= Short exercise =
In the entries below, find every line holding the string "которых" and collect it.

= Exercise input =
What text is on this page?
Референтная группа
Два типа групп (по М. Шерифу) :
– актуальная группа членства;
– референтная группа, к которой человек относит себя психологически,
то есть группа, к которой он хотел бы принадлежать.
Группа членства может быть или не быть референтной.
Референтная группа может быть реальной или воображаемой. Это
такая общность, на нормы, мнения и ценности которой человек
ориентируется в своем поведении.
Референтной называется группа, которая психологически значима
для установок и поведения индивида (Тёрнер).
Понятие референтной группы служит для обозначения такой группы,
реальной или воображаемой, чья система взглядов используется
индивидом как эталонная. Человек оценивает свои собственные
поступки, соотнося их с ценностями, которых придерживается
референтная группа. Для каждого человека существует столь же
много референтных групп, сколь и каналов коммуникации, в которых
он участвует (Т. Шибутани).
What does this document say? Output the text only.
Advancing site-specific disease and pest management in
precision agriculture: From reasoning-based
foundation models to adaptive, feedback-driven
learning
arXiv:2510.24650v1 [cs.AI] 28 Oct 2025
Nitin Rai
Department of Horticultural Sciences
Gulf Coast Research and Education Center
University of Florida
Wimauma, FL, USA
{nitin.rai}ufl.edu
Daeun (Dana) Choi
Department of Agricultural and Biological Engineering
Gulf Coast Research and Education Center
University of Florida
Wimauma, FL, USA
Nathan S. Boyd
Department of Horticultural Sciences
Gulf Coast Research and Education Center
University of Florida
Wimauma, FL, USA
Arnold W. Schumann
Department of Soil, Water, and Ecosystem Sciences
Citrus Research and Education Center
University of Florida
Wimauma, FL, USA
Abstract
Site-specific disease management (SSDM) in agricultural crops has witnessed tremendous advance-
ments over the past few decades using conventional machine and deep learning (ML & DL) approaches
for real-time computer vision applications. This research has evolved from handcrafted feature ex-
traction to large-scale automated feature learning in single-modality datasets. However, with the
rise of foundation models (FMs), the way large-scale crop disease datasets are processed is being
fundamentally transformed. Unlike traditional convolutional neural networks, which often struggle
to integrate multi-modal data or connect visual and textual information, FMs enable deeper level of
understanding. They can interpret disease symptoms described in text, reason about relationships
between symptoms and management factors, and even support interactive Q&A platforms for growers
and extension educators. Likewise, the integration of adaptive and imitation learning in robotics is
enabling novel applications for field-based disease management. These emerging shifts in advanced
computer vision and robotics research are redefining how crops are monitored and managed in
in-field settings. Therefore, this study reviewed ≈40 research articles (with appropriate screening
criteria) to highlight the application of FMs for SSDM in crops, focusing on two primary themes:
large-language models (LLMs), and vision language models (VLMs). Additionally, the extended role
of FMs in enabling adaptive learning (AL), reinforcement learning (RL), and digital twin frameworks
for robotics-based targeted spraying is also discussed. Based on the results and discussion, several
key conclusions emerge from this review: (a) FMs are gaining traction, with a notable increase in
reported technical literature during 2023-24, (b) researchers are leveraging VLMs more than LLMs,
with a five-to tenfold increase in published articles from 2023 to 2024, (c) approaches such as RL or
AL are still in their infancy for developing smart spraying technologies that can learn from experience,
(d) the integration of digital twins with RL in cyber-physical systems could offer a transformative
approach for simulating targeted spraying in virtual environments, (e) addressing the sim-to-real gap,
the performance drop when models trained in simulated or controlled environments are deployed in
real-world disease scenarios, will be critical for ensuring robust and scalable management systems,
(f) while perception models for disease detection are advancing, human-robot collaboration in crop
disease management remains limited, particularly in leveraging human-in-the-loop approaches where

= Task output =
поступки, соотнося их с ценностями, которых придерживается
много референтных групп, сколь и каналов коммуникации, в которых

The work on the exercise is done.